WHAT YOU WILL DO
Determine the number of lines in the listing below where the string "play" occurs; answer with the number alone.

:: ROWS ::

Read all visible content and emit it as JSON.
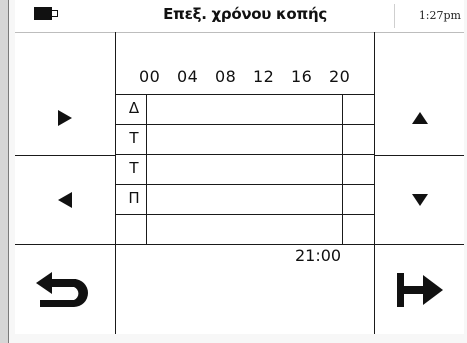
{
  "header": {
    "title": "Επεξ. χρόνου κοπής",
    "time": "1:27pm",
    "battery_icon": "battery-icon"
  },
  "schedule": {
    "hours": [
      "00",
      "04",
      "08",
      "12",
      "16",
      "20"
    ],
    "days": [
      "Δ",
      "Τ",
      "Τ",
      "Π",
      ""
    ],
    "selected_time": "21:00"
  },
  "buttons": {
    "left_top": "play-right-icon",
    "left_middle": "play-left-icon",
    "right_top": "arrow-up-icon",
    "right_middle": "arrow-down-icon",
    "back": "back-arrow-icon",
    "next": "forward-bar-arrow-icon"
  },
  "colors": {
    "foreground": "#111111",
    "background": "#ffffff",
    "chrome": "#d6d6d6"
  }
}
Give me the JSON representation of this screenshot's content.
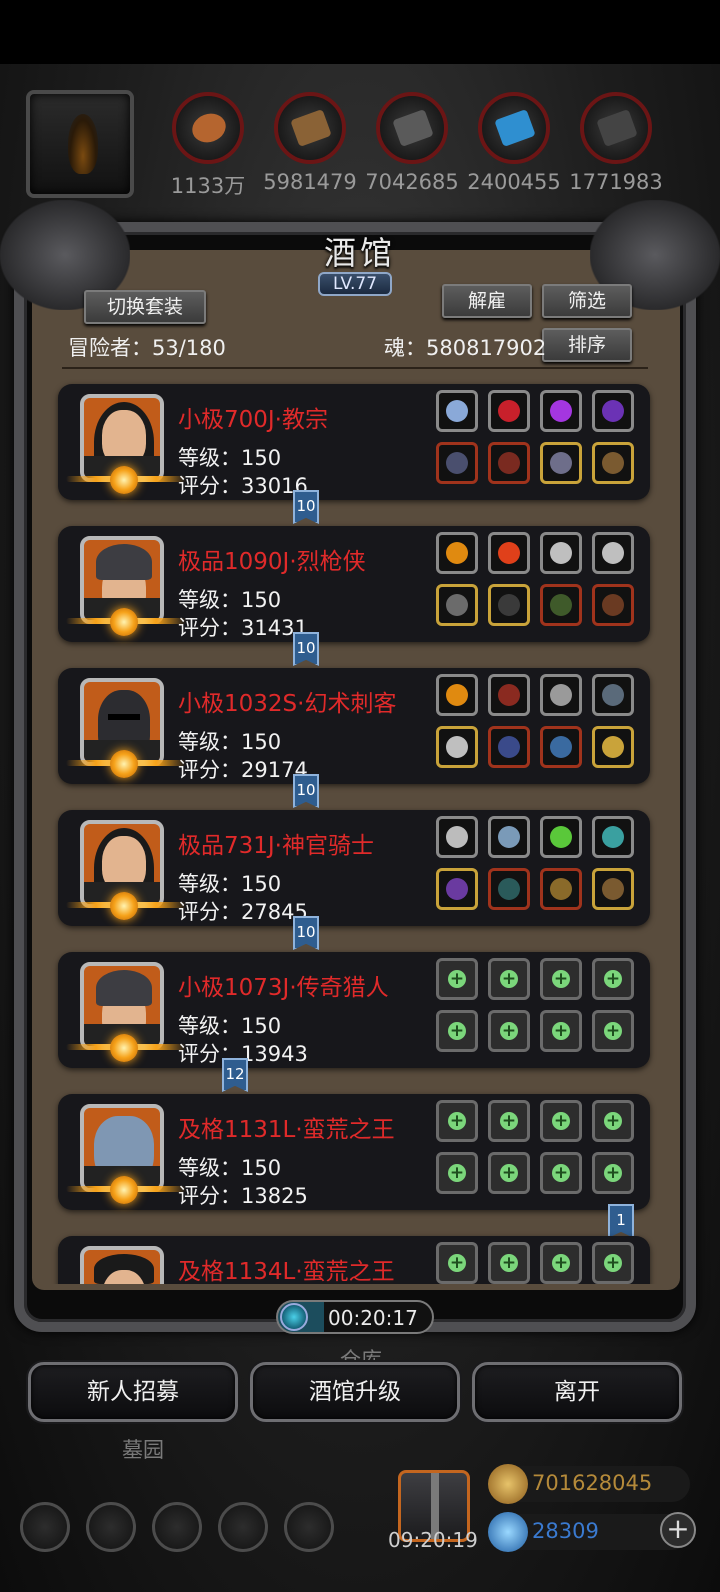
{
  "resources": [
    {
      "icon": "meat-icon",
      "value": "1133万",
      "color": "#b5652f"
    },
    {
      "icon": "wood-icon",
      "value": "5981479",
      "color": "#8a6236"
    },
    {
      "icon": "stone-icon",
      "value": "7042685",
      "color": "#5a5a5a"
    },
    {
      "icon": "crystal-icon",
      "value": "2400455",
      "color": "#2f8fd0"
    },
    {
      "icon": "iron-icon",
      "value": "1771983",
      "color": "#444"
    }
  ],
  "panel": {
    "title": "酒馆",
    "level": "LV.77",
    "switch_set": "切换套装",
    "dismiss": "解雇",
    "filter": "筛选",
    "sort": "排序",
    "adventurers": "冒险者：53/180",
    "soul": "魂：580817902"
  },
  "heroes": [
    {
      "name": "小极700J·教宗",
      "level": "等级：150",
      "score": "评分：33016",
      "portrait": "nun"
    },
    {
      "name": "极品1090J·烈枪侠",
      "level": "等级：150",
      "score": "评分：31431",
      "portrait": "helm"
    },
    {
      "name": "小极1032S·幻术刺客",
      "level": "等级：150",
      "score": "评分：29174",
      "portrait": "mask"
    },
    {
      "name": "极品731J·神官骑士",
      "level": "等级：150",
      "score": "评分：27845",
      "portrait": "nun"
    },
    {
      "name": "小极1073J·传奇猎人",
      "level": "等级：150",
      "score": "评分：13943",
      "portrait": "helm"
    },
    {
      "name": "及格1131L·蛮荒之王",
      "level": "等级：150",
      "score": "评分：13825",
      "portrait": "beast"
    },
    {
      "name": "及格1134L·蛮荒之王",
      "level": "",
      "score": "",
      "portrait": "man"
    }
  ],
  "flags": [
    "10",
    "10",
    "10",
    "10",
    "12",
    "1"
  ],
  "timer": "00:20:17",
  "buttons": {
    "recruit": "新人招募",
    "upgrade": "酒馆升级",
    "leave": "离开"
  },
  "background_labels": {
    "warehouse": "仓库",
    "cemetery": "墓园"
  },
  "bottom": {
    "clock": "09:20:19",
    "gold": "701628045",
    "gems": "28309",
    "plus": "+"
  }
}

:::
:: ROWS ::

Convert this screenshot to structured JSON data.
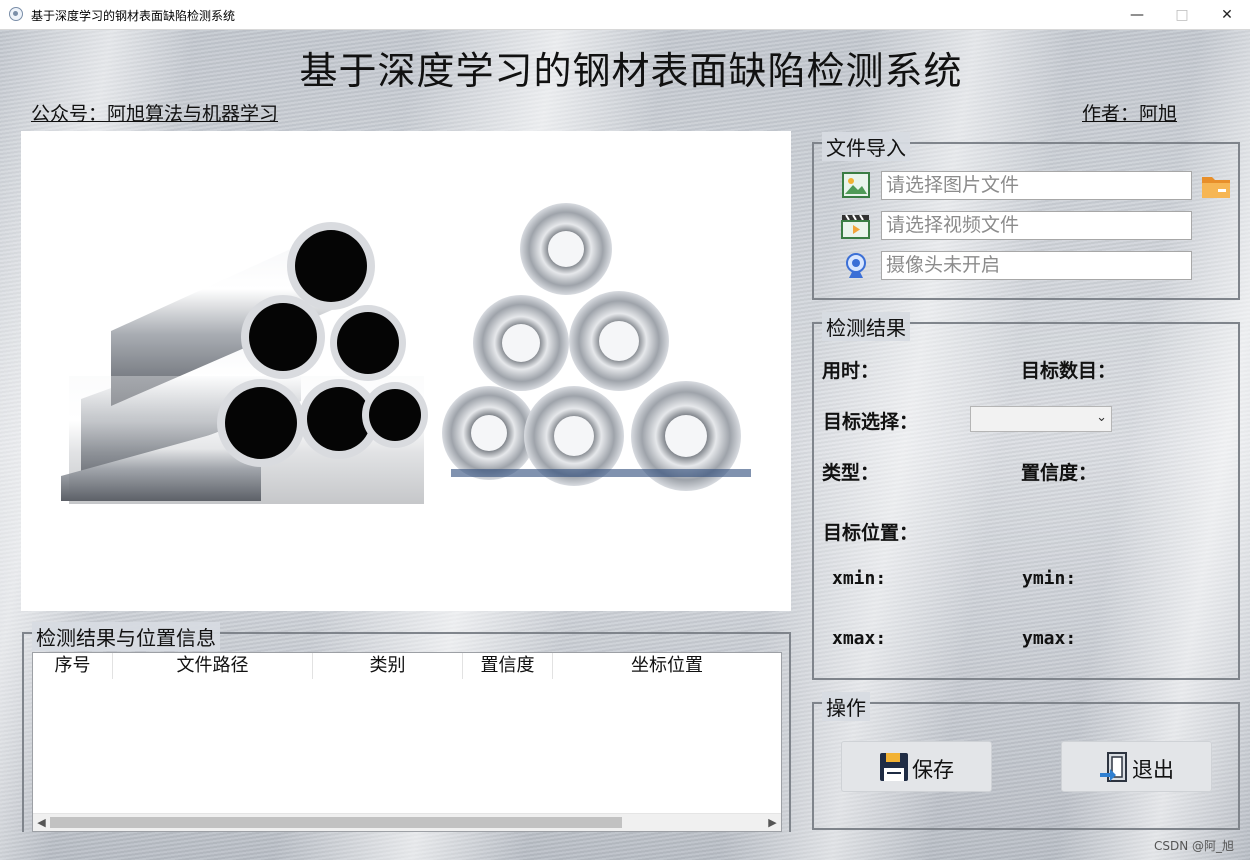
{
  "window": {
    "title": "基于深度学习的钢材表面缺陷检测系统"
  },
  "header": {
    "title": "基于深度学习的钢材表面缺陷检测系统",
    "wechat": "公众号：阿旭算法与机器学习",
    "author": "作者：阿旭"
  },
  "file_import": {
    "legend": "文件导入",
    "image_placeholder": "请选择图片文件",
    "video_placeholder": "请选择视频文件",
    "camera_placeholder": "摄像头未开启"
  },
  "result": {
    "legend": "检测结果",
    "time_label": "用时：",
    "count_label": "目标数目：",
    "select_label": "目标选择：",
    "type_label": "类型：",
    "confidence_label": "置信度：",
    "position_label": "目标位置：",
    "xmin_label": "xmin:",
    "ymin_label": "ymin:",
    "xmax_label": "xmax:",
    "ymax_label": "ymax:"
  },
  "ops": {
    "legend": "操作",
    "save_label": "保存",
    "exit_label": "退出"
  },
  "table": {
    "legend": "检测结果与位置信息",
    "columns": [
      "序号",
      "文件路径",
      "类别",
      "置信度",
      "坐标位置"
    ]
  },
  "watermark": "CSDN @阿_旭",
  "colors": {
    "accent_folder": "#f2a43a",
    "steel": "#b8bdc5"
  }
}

:::

EXERCISE RESULT
2